Required work: State how many lines of the listing below include the word "stars". Give only the number.

Supplied entries:

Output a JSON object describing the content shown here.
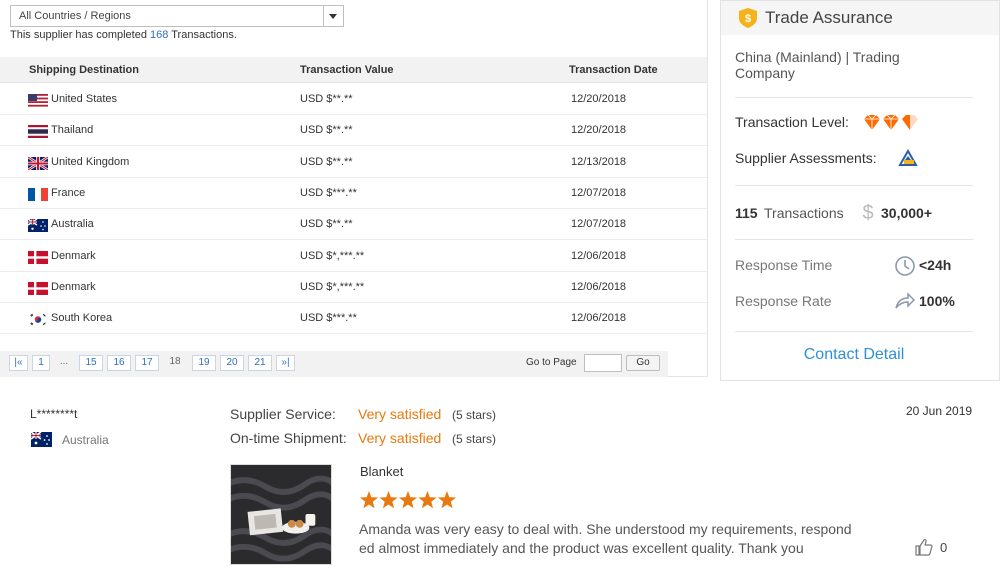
{
  "filter": {
    "selected": "All Countries / Regions"
  },
  "summary": {
    "prefix": "This supplier has completed",
    "count": "168",
    "suffix": "Transactions."
  },
  "table": {
    "headers": [
      "Shipping Destination",
      "Transaction Value",
      "Transaction Date"
    ],
    "rows": [
      {
        "country": "United States",
        "flag": "us",
        "value": "USD $**.**",
        "date": "12/20/2018"
      },
      {
        "country": "Thailand",
        "flag": "th",
        "value": "USD $**.**",
        "date": "12/20/2018"
      },
      {
        "country": "United Kingdom",
        "flag": "gb",
        "value": "USD $**.**",
        "date": "12/13/2018"
      },
      {
        "country": "France",
        "flag": "fr",
        "value": "USD $***.**",
        "date": "12/07/2018"
      },
      {
        "country": "Australia",
        "flag": "au",
        "value": "USD $**.**",
        "date": "12/07/2018"
      },
      {
        "country": "Denmark",
        "flag": "dk",
        "value": "USD $*,***.**",
        "date": "12/06/2018"
      },
      {
        "country": "Denmark",
        "flag": "dk",
        "value": "USD $*,***.**",
        "date": "12/06/2018"
      },
      {
        "country": "South Korea",
        "flag": "kr",
        "value": "USD $***.**",
        "date": "12/06/2018"
      }
    ]
  },
  "pager": {
    "first_icon": "first-page-icon",
    "pages": [
      "1",
      "...",
      "15",
      "16",
      "17",
      "18",
      "19",
      "20",
      "21"
    ],
    "current": "18",
    "last_icon": "last-page-icon",
    "goto_label": "Go to Page",
    "goto_button": "Go"
  },
  "trade": {
    "title": "Trade Assurance",
    "company": "China (Mainland)  |  Trading Company",
    "transaction_level_label": "Transaction Level:",
    "transaction_level": 2.5,
    "assessment_label": "Supplier Assessments:",
    "transactions_count": "115",
    "transactions_label": "Transactions",
    "amount": "30,000+",
    "response_time_label": "Response Time",
    "response_time": "<24h",
    "response_rate_label": "Response Rate",
    "response_rate": "100%",
    "contact": "Contact Detail"
  },
  "review": {
    "reviewer": "L********t",
    "country": "Australia",
    "service_label": "Supplier Service:",
    "service_value": "Very satisfied",
    "service_stars": "(5 stars)",
    "shipment_label": "On-time Shipment:",
    "shipment_value": "Very satisfied",
    "shipment_stars": "(5 stars)",
    "date": "20 Jun 2019",
    "product": "Blanket",
    "rating": 5,
    "text": "Amanda was very easy to deal with. She understood my requirements, respond ed almost immediately and the product was excellent quality. Thank you",
    "likes": "0"
  },
  "colors": {
    "link": "#2f6fbd",
    "accent": "#e8790f",
    "contact": "#2f8fd6",
    "diamond": "#ff6a00"
  }
}
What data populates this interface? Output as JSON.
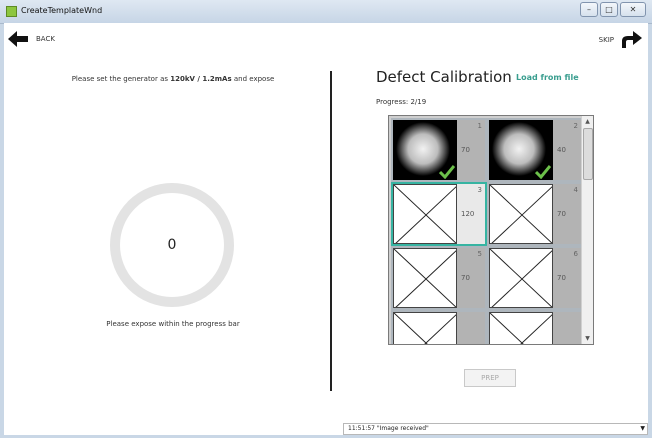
{
  "window": {
    "title": "CreateTemplateWnd",
    "controls": [
      "–",
      "□",
      "✕"
    ]
  },
  "nav": {
    "back_label": "BACK",
    "skip_label": "SKIP"
  },
  "left": {
    "instruction_prefix": "Please set the generator as",
    "instruction_value": "120kV / 1.2mAs",
    "instruction_suffix": "and expose",
    "progress_value": "0",
    "expose_hint": "Please expose within the progress bar"
  },
  "right": {
    "title": "Defect Calibration",
    "load_link": "Load from file",
    "progress_label": "Progress:",
    "progress_value": "2/19",
    "cells": [
      {
        "number": "1",
        "value": "70",
        "state": "done"
      },
      {
        "number": "2",
        "value": "40",
        "state": "done"
      },
      {
        "number": "3",
        "value": "120",
        "state": "active"
      },
      {
        "number": "4",
        "value": "70",
        "state": "pending"
      },
      {
        "number": "5",
        "value": "70",
        "state": "pending"
      },
      {
        "number": "6",
        "value": "70",
        "state": "pending"
      },
      {
        "number": "",
        "value": "",
        "state": "pending"
      },
      {
        "number": "",
        "value": "",
        "state": "pending"
      }
    ],
    "prep_button": "PREP"
  },
  "status": {
    "message": "11:51:57 \"Image received\""
  },
  "colors": {
    "accent": "#36b4a2",
    "link": "#3a9e8f",
    "check": "#6cc04a"
  }
}
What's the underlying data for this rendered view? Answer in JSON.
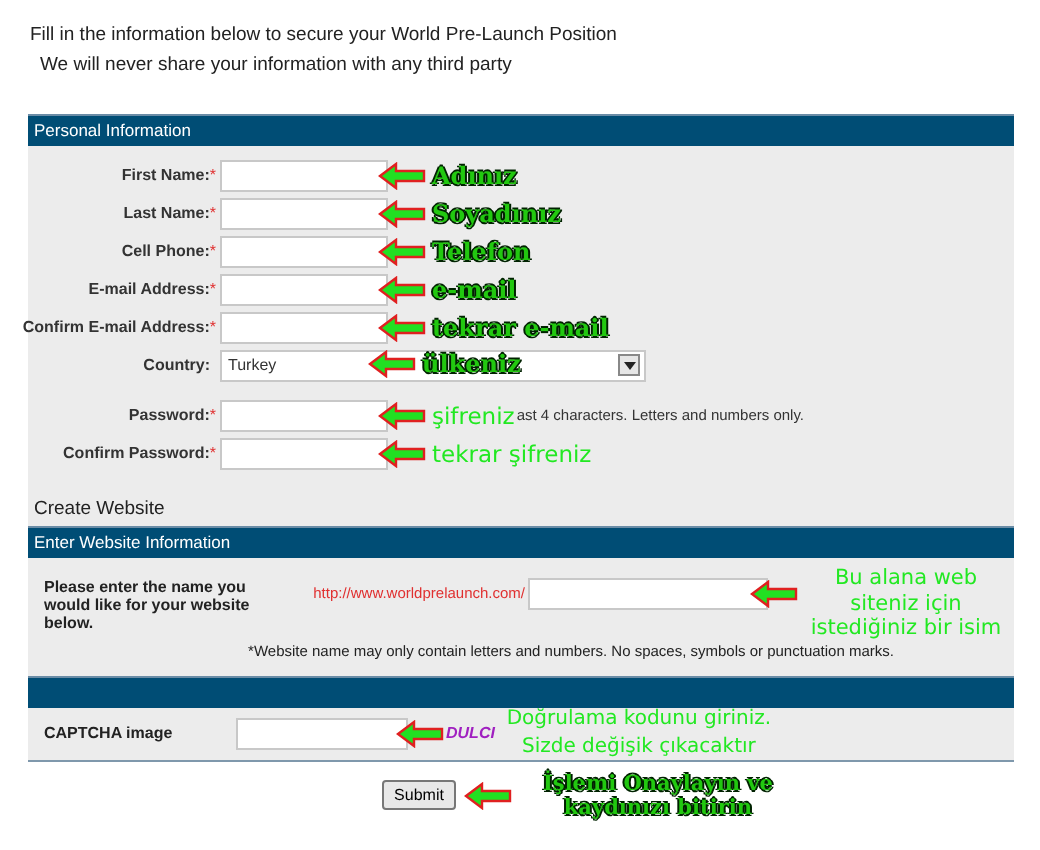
{
  "intro": [
    "Fill in the information below to secure your World Pre-Launch Position",
    "We will never share your information with any third party"
  ],
  "personal": {
    "header": "Personal Information",
    "fields": [
      {
        "label": "First Name:",
        "required_mark": "*",
        "kind": "text",
        "annotation": {
          "text": "Adınız",
          "kind": "outlined"
        }
      },
      {
        "label": "Last Name:",
        "required_mark": "*",
        "kind": "text",
        "annotation": {
          "text": "Soyadınız",
          "kind": "outlined"
        }
      },
      {
        "label": "Cell Phone:",
        "required_mark": "*",
        "kind": "text",
        "annotation": {
          "text": "Telefon",
          "kind": "outlined"
        }
      },
      {
        "label": "E-mail Address:",
        "required_mark": "*",
        "kind": "text",
        "annotation": {
          "text": "e-mail",
          "kind": "outlined"
        }
      },
      {
        "label": "Confirm E-mail Address:",
        "required_mark": "*",
        "kind": "text",
        "annotation": {
          "text": "tekrar e-mail",
          "kind": "outlined"
        }
      },
      {
        "label": "Country:",
        "kind": "select",
        "value": "Turkey",
        "annotation": {
          "text": "ülkeniz",
          "kind": "outlined"
        }
      },
      {
        "label": "Password:",
        "required_mark": "*",
        "kind": "text",
        "annotation": {
          "text": "şifreniz",
          "kind": "plain"
        },
        "hint": "ast 4 characters. Letters and numbers only."
      },
      {
        "label": "Confirm Password:",
        "required_mark": "*",
        "kind": "text",
        "annotation": {
          "text": "tekrar şifreniz",
          "kind": "plain"
        }
      }
    ]
  },
  "create_website": "Create Website",
  "website": {
    "header": "Enter Website Information",
    "label": "Please enter the name you would like for your website below.",
    "prefix": "http://www.worldprelaunch.com/",
    "annotation": {
      "text": "Bu alana web siteniz  için istediğiniz bir isim",
      "kind": "plain"
    },
    "note": "*Website name may only contain letters and numbers. No spaces, symbols or punctuation marks."
  },
  "captcha": {
    "label": "CAPTCHA image",
    "image_text": "DULCI",
    "annotation": {
      "text": "Doğrulama kodunu giriniz. Sizde değişik çıkacaktır",
      "kind": "plain"
    }
  },
  "submit": {
    "label": "Submit",
    "annotation": {
      "text": "İşlemi Onaylayın ve kaydınızı bitirin",
      "kind": "outlined"
    }
  }
}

Output of the exercise: 2